--- start of Data extract ---
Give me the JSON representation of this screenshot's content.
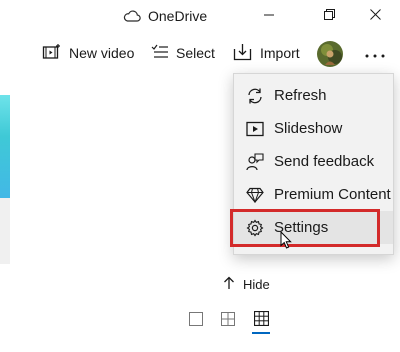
{
  "window": {
    "title": "OneDrive",
    "controls": [
      "minimize",
      "maximize",
      "close"
    ]
  },
  "toolbar": {
    "new_video_label": "New video",
    "select_label": "Select",
    "import_label": "Import",
    "more_icon": "more-icon"
  },
  "menu": {
    "items": [
      {
        "label": "Refresh",
        "icon": "refresh-icon"
      },
      {
        "label": "Slideshow",
        "icon": "slideshow-icon"
      },
      {
        "label": "Send feedback",
        "icon": "feedback-icon"
      },
      {
        "label": "Premium Content",
        "icon": "diamond-icon"
      },
      {
        "label": "Settings",
        "icon": "gear-icon",
        "highlighted": true
      }
    ]
  },
  "bottom": {
    "hide_label": "Hide",
    "view_modes": [
      "single-view",
      "medium-grid-view",
      "small-grid-view"
    ],
    "selected_view": "small-grid-view"
  },
  "colors": {
    "highlight_box": "#d32a2a",
    "accent": "#0067c0",
    "menu_bg": "#f2f2f2"
  }
}
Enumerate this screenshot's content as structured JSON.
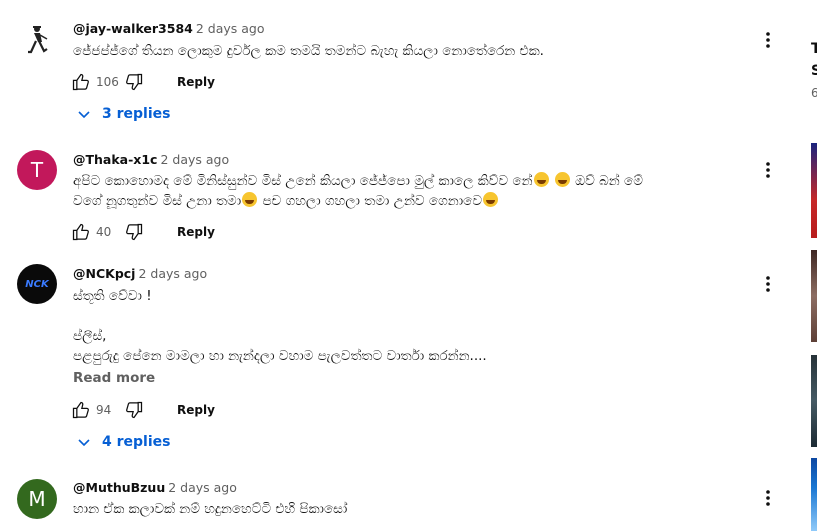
{
  "comments": [
    {
      "handle": "@jay-walker3584",
      "time": "2 days ago",
      "lines": [
        "ජේජප්ජ්ගේ තියන ලොකුම දුර්වල කම තමයි තමන්ට බැහැ කියලා නොතේරෙන එක."
      ],
      "likes": "106",
      "reply_label": "Reply",
      "replies_label": "3 replies"
    },
    {
      "handle": "@Thaka-x1c",
      "time": "2 days ago",
      "avatar_letter": "T",
      "avatar_color": "#c2185b",
      "lines": [
        "අපිට කොහොමද මේ මිනිස්සුන්ව මිස් උනේ කියලා ජේජ්පො මුල් කාලෙ කිව්ව නේ",
        "ඔව් බන් මේ",
        "වගේ නූගතුන්ව මිස් උනා තමා",
        "පච ගහලා ගහලා තමා උන්ව ගෙනාවෙ"
      ],
      "likes": "40",
      "reply_label": "Reply"
    },
    {
      "handle": "@NCKpcj",
      "time": "2 days ago",
      "avatar_text": "NCK",
      "lines": [
        "ස්තූති වේවා !",
        "ප්ලීස්,",
        "පළපුරුදු  පේනෙ මාමලා හා නැන්දලා වහාම පැලවත්තට වාර්තා කරන්න...."
      ],
      "read_more": "Read more",
      "likes": "94",
      "reply_label": "Reply",
      "replies_label": "4 replies"
    },
    {
      "handle": "@MuthuBzuu",
      "time": "2 days ago",
      "avatar_letter": "M",
      "avatar_color": "#33691e",
      "lines": [
        "හාන ඒක කලාවක් නම් හදුනහෙට්ටි එහි පිකාසෝ"
      ]
    }
  ],
  "sidebar": {
    "line1": "T",
    "line2": "S",
    "line3": "6"
  }
}
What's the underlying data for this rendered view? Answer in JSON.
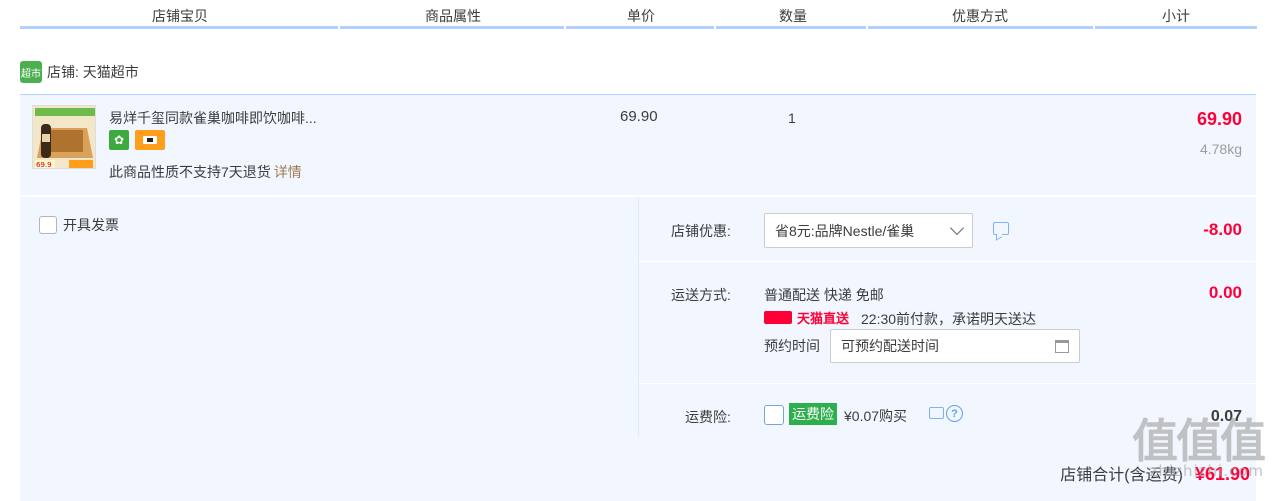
{
  "header": {
    "columns": [
      "店铺宝贝",
      "商品属性",
      "单价",
      "数量",
      "优惠方式",
      "小计"
    ]
  },
  "shop": {
    "badge": "超市",
    "label": "店铺: 天猫超市"
  },
  "item": {
    "title": "易烊千玺同款雀巢咖啡即饮咖啡...",
    "note": "此商品性质不支持7天退货",
    "details_link": "详情",
    "unit_price": "69.90",
    "quantity": "1",
    "subtotal": "69.90",
    "weight": "4.78kg",
    "thumb_price": "69.9"
  },
  "invoice": {
    "label": "开具发票"
  },
  "discount": {
    "label": "店铺优惠:",
    "selected": "省8元:品牌Nestle/雀巢",
    "amount": "-8.00"
  },
  "shipping": {
    "label": "运送方式:",
    "method": "普通配送 快递 免邮",
    "direct_label": "天猫直送",
    "promise": "22:30前付款，承诺明天送达",
    "time_label": "预约时间",
    "time_placeholder": "可预约配送时间",
    "amount": "0.00"
  },
  "insurance": {
    "label": "运费险:",
    "tag": "运费险",
    "price": "¥0.07购买",
    "amount": "0.07"
  },
  "total": {
    "label": "店铺合计(含运费)",
    "amount": "¥61.90"
  },
  "watermark": {
    "big": "值值值",
    "small": "zhizhizhi.com"
  },
  "colors": {
    "accent_red": "#ff0036",
    "header_line": "#b2d1ff",
    "panel_bg": "#f2f7ff",
    "green": "#2eaf4d"
  }
}
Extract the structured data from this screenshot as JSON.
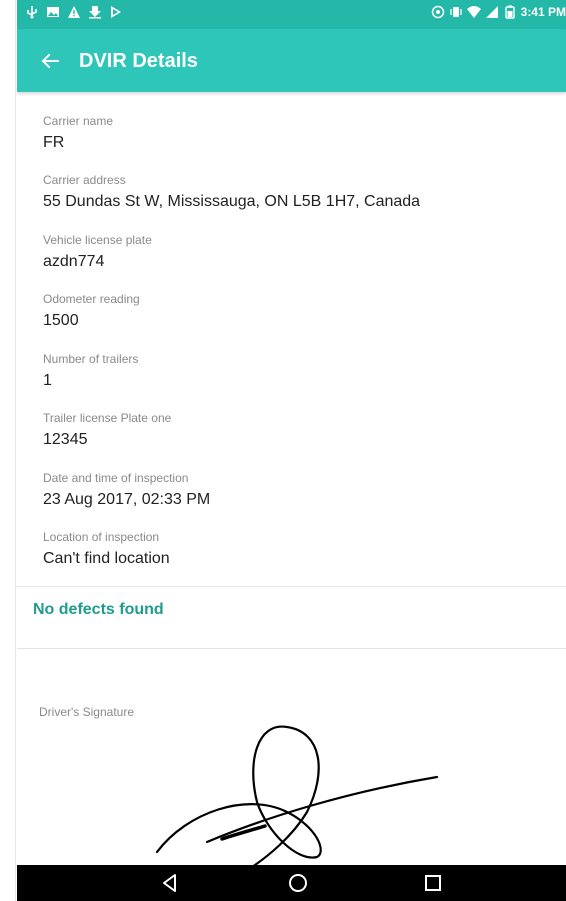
--- end of Data extract ---
- [What you should do] Word for word, quote the lines above. Omit the pictures.

- [Solution for this problem]
Give me the JSON representation of this screenshot's content.
{
  "window": {
    "title": "OneDrive",
    "controls": [
      "minimize",
      "maximize",
      "close"
    ]
  },
  "toolbar": {
    "new_video_label": "New video",
    "select_label": "Select",
    "import_label": "Import",
    "more_icon": "more-icon"
  },
  "menu": {
    "items": [
      {
        "label": "Refresh",
        "icon": "refresh-icon"
      },
      {
        "label": "Slideshow",
        "icon": "slideshow-icon"
      },
      {
        "label": "Send feedback",
        "icon": "feedback-icon"
      },
      {
        "label": "Premium Content",
        "icon": "diamond-icon"
      },
      {
        "label": "Settings",
        "icon": "gear-icon",
        "highlighted": true
      }
    ]
  },
  "bottom": {
    "hide_label": "Hide",
    "view_modes": [
      "single-view",
      "medium-grid-view",
      "small-grid-view"
    ],
    "selected_view": "small-grid-view"
  },
  "colors": {
    "highlight_box": "#d32a2a",
    "accent": "#0067c0",
    "menu_bg": "#f2f2f2"
  }
}
Enumerate this screenshot's content as structured JSON.
{
  "comments": [
    {
      "handle": "@jay-walker3584",
      "time": "2 days ago",
      "lines": [
        "ජේජප්ජ්ගේ තියන ලොකුම දුර්වල කම තමයි තමන්ට බැහැ කියලා නොතේරෙන එක."
      ],
      "likes": "106",
      "reply_label": "Reply",
      "replies_label": "3 replies"
    },
    {
      "handle": "@Thaka-x1c",
      "time": "2 days ago",
      "avatar_letter": "T",
      "avatar_color": "#c2185b",
      "lines": [
        "අපිට කොහොමද මේ මිනිස්සුන්ව මිස් උනේ කියලා ජේජ්පො මුල් කාලෙ කිව්ව නේ",
        "ඔව් බන් මේ",
        "වගේ නූගතුන්ව මිස් උනා තමා",
        "පච ගහලා ගහලා තමා උන්ව ගෙනාවෙ"
      ],
      "likes": "40",
      "reply_label": "Reply"
    },
    {
      "handle": "@NCKpcj",
      "time": "2 days ago",
      "avatar_text": "NCK",
      "lines": [
        "ස්තූති වේවා !",
        "ප්ලීස්,",
        "පළපුරුදු  පේනෙ මාමලා හා නැන්දලා වහාම පැලවත්තට වාර්තා කරන්න...."
      ],
      "read_more": "Read more",
      "likes": "94",
      "reply_label": "Reply",
      "replies_label": "4 replies"
    },
    {
      "handle": "@MuthuBzuu",
      "time": "2 days ago",
      "avatar_letter": "M",
      "avatar_color": "#33691e",
      "lines": [
        "හාන ඒක කලාවක් නම් හදුනහෙට්ටි එහි පිකාසෝ"
      ]
    }
  ],
  "sidebar": {
    "line1": "T",
    "line2": "S",
    "line3": "6"
  }
}
What's the underlying data for this rendered view? Answer in JSON.
{
  "header": {
    "columns": [
      "店铺宝贝",
      "商品属性",
      "单价",
      "数量",
      "优惠方式",
      "小计"
    ]
  },
  "shop": {
    "badge": "超市",
    "label": "店铺: 天猫超市"
  },
  "item": {
    "title": "易烊千玺同款雀巢咖啡即饮咖啡...",
    "note": "此商品性质不支持7天退货",
    "details_link": "详情",
    "unit_price": "69.90",
    "quantity": "1",
    "subtotal": "69.90",
    "weight": "4.78kg",
    "thumb_price": "69.9"
  },
  "invoice": {
    "label": "开具发票"
  },
  "discount": {
    "label": "店铺优惠:",
    "selected": "省8元:品牌Nestle/雀巢",
    "amount": "-8.00"
  },
  "shipping": {
    "label": "运送方式:",
    "method": "普通配送 快递 免邮",
    "direct_label": "天猫直送",
    "promise": "22:30前付款，承诺明天送达",
    "time_label": "预约时间",
    "time_placeholder": "可预约配送时间",
    "amount": "0.00"
  },
  "insurance": {
    "label": "运费险:",
    "tag": "运费险",
    "price": "¥0.07购买",
    "amount": "0.07"
  },
  "total": {
    "label": "店铺合计(含运费)",
    "amount": "¥61.90"
  },
  "watermark": {
    "big": "值值值",
    "small": "zhizhizhi.com"
  },
  "colors": {
    "accent_red": "#ff0036",
    "header_line": "#b2d1ff",
    "panel_bg": "#f2f7ff",
    "green": "#2eaf4d"
  }
}
Extract the structured data from this screenshot as JSON.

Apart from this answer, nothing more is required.